(Extracted material):
——

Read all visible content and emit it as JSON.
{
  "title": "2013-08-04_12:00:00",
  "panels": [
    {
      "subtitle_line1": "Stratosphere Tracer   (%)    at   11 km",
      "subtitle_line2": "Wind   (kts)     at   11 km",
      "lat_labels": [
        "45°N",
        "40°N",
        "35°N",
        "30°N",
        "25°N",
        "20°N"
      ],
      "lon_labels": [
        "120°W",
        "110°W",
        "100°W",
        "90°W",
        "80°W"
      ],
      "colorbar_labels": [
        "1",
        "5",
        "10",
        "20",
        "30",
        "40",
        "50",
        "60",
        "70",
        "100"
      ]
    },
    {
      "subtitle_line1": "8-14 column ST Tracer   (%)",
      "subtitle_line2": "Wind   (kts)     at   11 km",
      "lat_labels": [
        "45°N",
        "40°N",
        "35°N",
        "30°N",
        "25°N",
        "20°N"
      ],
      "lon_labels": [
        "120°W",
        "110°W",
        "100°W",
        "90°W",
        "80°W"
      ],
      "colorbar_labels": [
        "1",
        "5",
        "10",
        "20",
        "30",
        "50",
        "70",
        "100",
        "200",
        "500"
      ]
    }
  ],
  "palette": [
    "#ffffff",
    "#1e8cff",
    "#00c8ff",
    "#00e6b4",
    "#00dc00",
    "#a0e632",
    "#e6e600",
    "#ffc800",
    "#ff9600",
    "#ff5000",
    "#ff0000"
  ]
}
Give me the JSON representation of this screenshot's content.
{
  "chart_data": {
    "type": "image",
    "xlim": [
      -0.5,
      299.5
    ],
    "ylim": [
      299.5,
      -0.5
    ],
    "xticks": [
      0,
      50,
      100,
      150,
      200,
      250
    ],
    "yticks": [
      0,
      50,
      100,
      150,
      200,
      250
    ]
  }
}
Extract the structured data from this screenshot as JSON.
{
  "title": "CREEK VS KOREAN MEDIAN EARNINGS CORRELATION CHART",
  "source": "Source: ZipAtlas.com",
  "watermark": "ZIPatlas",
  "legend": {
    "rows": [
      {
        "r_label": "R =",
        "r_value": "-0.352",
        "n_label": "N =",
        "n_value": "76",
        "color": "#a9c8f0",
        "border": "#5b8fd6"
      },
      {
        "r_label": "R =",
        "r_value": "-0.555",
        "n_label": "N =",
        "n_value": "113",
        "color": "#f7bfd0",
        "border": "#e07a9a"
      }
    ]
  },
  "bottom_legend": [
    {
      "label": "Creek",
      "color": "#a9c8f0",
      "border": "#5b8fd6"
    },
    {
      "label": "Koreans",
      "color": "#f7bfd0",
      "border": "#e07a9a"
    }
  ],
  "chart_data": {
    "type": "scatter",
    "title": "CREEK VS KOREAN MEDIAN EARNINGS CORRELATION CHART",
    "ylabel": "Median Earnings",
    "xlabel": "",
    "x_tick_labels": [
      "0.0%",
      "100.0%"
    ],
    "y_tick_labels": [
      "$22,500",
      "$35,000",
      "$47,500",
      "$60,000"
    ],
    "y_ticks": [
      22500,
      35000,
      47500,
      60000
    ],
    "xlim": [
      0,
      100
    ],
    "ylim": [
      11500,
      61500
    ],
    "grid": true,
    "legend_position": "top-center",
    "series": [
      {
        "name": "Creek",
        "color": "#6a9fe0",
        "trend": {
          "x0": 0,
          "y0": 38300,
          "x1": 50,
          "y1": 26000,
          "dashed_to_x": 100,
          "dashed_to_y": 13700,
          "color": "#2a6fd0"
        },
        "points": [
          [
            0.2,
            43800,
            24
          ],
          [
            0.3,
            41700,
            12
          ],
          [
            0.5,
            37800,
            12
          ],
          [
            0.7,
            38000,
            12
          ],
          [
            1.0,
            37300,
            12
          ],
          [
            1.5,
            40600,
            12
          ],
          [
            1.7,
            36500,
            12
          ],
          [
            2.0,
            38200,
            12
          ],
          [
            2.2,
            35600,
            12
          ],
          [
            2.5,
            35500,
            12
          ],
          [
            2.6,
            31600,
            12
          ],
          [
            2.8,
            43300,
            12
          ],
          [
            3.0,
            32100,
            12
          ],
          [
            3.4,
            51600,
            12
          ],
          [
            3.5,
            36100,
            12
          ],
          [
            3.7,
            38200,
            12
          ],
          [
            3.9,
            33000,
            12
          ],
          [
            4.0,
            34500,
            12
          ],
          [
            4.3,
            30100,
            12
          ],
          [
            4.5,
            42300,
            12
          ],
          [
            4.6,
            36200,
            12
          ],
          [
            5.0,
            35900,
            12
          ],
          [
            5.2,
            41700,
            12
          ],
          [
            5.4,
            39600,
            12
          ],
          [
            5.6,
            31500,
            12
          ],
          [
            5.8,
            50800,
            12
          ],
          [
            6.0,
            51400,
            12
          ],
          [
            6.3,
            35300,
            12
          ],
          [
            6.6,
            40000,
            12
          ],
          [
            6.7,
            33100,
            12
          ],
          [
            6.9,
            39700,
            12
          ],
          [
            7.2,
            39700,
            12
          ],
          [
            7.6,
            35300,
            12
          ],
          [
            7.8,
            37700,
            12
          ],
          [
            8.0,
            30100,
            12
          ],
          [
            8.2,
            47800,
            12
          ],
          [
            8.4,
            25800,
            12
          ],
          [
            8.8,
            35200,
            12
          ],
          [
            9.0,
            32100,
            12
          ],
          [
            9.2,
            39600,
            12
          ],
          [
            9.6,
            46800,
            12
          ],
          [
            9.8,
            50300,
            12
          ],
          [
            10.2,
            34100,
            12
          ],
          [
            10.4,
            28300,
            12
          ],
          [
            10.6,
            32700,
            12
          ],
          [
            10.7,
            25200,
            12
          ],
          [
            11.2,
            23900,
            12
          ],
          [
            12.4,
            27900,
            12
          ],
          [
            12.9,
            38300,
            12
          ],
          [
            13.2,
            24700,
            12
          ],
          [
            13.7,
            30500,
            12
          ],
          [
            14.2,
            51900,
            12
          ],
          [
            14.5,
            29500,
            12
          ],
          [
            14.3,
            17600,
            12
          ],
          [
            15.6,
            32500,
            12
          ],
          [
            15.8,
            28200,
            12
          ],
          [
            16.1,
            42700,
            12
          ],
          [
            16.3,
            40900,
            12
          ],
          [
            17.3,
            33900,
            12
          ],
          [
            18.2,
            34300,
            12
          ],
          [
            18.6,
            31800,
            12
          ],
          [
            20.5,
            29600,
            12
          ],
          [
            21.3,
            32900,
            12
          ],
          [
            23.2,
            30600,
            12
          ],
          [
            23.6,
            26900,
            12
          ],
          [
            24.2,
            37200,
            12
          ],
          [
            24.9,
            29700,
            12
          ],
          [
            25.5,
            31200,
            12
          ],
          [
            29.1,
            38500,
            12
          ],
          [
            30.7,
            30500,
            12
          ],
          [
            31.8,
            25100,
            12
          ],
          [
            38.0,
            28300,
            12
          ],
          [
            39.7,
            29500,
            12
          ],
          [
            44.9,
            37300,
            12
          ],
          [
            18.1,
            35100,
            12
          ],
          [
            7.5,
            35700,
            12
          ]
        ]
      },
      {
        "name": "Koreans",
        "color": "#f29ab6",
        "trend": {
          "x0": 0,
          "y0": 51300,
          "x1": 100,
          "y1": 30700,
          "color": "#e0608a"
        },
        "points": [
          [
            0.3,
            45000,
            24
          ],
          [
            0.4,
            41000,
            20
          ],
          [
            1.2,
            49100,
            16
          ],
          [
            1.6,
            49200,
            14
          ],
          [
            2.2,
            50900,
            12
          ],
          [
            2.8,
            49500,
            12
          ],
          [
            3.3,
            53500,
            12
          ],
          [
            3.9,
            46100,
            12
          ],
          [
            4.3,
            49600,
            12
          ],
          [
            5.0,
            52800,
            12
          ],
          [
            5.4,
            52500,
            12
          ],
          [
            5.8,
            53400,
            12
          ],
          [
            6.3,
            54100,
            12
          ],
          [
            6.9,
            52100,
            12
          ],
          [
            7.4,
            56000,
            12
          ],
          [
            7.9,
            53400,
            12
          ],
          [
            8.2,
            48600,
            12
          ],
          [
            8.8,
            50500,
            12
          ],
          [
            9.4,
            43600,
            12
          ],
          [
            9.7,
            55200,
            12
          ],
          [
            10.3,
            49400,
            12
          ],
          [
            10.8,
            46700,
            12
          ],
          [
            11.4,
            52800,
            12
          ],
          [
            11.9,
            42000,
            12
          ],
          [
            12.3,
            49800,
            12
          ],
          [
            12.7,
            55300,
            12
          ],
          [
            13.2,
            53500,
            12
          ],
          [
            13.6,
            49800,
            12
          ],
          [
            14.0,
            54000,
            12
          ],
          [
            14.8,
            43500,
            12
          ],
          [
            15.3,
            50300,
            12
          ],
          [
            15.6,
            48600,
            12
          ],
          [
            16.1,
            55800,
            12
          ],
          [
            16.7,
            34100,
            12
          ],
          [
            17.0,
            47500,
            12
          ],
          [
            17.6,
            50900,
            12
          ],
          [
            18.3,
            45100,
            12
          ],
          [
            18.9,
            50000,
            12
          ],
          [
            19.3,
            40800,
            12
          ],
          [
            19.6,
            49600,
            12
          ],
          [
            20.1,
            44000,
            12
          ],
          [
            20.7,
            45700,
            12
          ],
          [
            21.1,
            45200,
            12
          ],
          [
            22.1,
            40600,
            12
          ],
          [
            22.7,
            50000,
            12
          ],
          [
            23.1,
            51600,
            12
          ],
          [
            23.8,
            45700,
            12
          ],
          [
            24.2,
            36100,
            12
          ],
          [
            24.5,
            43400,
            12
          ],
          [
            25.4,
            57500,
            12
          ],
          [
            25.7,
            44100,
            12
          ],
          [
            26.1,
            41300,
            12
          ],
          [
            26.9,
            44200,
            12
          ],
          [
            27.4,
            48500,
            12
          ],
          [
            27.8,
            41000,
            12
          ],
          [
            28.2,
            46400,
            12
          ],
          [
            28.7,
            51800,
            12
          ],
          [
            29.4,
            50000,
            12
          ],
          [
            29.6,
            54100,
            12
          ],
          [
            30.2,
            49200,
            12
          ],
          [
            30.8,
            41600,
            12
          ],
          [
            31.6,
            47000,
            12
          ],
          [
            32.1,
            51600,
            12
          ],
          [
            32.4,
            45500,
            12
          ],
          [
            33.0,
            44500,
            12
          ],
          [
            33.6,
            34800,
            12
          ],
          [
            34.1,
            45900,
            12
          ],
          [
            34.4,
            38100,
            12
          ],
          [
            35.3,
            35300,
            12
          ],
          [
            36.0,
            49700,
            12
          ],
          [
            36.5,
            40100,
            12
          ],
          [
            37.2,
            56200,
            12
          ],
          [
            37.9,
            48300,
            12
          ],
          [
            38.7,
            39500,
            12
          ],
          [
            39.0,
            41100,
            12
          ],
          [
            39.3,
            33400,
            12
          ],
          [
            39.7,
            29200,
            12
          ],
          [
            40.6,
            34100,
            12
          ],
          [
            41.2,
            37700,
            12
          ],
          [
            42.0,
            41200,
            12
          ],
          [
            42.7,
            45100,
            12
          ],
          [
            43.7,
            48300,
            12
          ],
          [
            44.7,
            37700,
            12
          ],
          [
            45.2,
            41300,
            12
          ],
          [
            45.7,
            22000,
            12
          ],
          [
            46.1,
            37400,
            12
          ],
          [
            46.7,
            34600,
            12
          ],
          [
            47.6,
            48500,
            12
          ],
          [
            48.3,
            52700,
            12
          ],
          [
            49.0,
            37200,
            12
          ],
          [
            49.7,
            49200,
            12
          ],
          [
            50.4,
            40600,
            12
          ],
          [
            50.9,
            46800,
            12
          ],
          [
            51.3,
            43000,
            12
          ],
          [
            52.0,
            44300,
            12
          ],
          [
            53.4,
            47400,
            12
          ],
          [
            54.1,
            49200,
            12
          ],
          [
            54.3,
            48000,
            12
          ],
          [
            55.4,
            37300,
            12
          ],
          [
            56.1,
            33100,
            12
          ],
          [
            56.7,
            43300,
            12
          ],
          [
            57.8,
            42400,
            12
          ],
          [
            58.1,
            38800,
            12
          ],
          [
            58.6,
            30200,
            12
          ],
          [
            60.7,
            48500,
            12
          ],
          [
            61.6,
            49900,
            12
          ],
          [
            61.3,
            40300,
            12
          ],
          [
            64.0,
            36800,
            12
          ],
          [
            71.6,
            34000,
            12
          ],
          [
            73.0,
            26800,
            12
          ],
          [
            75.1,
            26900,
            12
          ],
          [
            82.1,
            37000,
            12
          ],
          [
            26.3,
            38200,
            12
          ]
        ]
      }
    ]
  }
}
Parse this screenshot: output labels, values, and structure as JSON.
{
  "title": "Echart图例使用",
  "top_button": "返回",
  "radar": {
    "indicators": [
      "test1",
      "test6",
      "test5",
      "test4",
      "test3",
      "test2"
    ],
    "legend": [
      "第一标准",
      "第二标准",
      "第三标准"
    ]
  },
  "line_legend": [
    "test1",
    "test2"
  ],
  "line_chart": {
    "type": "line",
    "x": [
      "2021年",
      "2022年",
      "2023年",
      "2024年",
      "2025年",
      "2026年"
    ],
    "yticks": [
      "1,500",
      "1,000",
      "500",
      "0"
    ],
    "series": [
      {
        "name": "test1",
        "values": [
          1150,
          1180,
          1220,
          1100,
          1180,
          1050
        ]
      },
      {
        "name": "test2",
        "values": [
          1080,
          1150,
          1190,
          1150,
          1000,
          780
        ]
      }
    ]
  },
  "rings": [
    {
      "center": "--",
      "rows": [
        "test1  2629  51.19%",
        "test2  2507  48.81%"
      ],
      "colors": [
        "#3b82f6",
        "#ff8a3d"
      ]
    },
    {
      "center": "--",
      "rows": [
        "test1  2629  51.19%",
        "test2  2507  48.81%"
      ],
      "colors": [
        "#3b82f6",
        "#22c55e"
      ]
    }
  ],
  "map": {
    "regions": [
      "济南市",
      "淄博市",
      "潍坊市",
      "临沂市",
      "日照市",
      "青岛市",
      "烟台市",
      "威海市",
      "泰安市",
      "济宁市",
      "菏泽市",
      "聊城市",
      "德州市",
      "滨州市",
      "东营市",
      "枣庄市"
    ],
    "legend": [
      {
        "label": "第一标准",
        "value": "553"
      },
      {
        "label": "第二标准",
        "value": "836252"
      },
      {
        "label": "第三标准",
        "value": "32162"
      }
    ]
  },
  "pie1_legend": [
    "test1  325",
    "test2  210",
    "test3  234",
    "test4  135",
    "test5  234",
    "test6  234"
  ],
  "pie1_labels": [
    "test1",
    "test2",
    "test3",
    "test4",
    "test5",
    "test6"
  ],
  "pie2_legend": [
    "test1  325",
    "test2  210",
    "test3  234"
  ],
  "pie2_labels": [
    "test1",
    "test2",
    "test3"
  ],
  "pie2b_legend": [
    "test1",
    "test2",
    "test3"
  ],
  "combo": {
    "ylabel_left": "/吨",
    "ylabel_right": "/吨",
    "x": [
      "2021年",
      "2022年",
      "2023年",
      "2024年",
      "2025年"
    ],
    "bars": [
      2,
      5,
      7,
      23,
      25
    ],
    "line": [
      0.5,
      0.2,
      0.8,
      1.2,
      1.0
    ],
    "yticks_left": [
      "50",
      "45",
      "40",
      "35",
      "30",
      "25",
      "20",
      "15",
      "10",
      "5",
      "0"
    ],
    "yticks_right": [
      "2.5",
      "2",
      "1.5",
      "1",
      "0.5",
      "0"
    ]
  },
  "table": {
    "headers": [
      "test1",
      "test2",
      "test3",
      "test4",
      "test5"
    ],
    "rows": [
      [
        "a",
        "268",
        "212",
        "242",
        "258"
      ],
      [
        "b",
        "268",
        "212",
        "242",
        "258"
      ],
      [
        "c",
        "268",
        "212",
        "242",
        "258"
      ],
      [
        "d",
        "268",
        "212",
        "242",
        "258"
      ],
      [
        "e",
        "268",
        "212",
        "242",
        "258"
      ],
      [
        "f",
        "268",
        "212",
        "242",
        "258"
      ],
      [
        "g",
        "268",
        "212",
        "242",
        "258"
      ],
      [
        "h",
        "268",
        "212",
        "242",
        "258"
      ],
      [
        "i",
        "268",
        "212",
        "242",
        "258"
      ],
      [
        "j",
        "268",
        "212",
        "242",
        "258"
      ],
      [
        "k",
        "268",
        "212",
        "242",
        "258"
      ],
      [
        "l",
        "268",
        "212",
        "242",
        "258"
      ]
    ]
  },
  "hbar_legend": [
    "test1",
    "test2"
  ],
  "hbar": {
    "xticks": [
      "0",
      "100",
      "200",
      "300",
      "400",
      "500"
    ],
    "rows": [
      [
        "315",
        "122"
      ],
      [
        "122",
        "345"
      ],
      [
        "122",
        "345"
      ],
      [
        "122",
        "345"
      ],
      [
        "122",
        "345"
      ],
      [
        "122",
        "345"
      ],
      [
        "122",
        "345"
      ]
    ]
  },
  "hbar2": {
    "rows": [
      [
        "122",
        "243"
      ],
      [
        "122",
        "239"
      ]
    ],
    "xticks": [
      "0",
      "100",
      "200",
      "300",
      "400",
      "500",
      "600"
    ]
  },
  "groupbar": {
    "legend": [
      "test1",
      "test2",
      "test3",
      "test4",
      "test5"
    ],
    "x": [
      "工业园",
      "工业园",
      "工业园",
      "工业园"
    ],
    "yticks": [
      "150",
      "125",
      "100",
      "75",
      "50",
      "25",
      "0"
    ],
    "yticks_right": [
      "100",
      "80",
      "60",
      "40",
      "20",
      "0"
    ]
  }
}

——

(What you are asked to do): Tally the lines of the records holding the word "content", then state only the tally.

(Solved exercise): 2